----- SUPPLIED DATA

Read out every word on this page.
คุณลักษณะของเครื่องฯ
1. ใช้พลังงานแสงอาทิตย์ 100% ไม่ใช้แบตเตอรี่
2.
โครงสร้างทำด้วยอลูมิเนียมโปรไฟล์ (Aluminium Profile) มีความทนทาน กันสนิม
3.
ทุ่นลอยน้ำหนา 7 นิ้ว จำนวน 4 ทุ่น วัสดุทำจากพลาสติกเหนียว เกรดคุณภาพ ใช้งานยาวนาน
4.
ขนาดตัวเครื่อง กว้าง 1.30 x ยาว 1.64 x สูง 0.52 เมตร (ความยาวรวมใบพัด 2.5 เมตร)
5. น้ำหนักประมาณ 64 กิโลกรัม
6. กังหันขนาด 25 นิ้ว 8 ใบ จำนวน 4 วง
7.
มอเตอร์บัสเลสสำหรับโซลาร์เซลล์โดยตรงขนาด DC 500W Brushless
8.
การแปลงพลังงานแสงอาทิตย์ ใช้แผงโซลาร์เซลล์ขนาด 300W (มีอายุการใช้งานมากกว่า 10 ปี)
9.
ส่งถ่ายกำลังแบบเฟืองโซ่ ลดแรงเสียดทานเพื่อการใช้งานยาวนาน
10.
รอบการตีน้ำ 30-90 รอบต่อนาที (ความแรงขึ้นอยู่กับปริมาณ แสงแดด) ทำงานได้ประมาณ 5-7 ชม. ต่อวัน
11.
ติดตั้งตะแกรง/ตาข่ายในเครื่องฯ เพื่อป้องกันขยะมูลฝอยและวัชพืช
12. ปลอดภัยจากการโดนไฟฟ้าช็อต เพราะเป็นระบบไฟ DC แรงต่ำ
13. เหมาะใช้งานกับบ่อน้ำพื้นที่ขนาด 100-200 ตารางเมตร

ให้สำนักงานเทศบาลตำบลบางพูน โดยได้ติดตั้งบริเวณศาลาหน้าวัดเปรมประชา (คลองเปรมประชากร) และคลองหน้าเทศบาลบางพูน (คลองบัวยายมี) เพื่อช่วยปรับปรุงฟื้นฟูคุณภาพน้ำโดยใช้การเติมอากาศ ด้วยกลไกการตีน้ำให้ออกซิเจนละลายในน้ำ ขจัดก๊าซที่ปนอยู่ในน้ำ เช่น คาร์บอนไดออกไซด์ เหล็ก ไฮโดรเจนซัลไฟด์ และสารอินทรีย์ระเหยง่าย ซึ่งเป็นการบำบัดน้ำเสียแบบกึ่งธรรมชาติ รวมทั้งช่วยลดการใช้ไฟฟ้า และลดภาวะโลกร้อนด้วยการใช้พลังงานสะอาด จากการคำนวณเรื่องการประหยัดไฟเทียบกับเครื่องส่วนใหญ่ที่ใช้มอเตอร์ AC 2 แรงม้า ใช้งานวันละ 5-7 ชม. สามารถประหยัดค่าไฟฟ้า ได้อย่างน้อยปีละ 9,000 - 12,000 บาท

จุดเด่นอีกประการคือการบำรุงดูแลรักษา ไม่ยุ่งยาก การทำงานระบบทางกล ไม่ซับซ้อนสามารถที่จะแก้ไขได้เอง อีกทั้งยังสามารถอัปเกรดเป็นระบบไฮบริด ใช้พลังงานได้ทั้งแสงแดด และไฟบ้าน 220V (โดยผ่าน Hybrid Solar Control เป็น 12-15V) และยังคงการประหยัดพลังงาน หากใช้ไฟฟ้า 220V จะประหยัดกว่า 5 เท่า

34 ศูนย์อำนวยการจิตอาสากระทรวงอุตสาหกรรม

----------

REQUEST >>
Give the data again, exactly as it stands.

REPLY >>
Read out every word on this page.
คุณลักษณะของเครื่องฯ
1. ใช้พลังงานแสงอาทิตย์ 100% ไม่ใช้แบตเตอรี่
2.
โครงสร้างทำด้วยอลูมิเนียมโปรไฟล์ (Aluminium Profile) มีความทนทาน กันสนิม
3.
ทุ่นลอยน้ำหนา 7 นิ้ว จำนวน 4 ทุ่น วัสดุทำจากพลาสติกเหนียว เกรดคุณภาพ ใช้งานยาวนาน
4.
ขนาดตัวเครื่อง กว้าง 1.30 x ยาว 1.64 x สูง 0.52 เมตร (ความยาวรวมใบพัด 2.5 เมตร)
5. น้ำหนักประมาณ 64 กิโลกรัม
6. กังหันขนาด 25 นิ้ว 8 ใบ จำนวน 4 วง
7.
มอเตอร์บัสเลสสำหรับโซลาร์เซลล์โดยตรงขนาด DC 500W Brushless
8.
การแปลงพลังงานแสงอาทิตย์ ใช้แผงโซลาร์เซลล์ขนาด 300W (มีอายุการใช้งานมากกว่า 10 ปี)
9.
ส่งถ่ายกำลังแบบเฟืองโซ่ ลดแรงเสียดทานเพื่อการใช้งานยาวนาน
10.
รอบการตีน้ำ 30-90 รอบต่อนาที (ความแรงขึ้นอยู่กับปริมาณ แสงแดด) ทำงานได้ประมาณ 5-7 ชม. ต่อวัน
11.
ติดตั้งตะแกรง/ตาข่ายในเครื่องฯ เพื่อป้องกันขยะมูลฝอยและวัชพืช
12. ปลอดภัยจากการโดนไฟฟ้าช็อต เพราะเป็นระบบไฟ DC แรงต่ำ
13. เหมาะใช้งานกับบ่อน้ำพื้นที่ขนาด 100-200 ตารางเมตร

ให้สำนักงานเทศบาลตำบลบางพูน โดยได้ติดตั้งบริเวณศาลาหน้าวัดเปรมประชา (คลองเปรมประชากร) และคลองหน้าเทศบาลบางพูน (คลองบัวยายมี) เพื่อช่วยปรับปรุงฟื้นฟูคุณภาพน้ำโดยใช้การเติมอากาศ ด้วยกลไกการตีน้ำให้ออกซิเจนละลายในน้ำ ขจัดก๊าซที่ปนอยู่ในน้ำ เช่น คาร์บอนไดออกไซด์ เหล็ก ไฮโดรเจนซัลไฟด์ และสารอินทรีย์ระเหยง่าย ซึ่งเป็นการบำบัดน้ำเสียแบบกึ่งธรรมชาติ รวมทั้งช่วยลดการใช้ไฟฟ้า และลดภาวะโลกร้อนด้วยการใช้พลังงานสะอาด จากการคำนวณเรื่องการประหยัดไฟเทียบกับเครื่องส่วนใหญ่ที่ใช้มอเตอร์ AC 2 แรงม้า ใช้งานวันละ 5-7 ชม. สามารถประหยัดค่าไฟฟ้า ได้อย่างน้อยปีละ 9,000 - 12,000 บาท

จุดเด่นอีกประการคือการบำรุงดูแลรักษา ไม่ยุ่งยาก การทำงานระบบทางกล ไม่ซับซ้อนสามารถที่จะแก้ไขได้เอง อีกทั้งยังสามารถอัปเกรดเป็นระบบไฮบริด ใช้พลังงานได้ทั้งแสงแดด และไฟบ้าน 220V (โดยผ่าน Hybrid Solar Control เป็น 12-15V) และยังคงการประหยัดพลังงาน หากใช้ไฟฟ้า 220V จะประหยัดกว่า 5 เท่า

34 ศูนย์อำนวยการจิตอาสากระทรวงอุตสาหกรรม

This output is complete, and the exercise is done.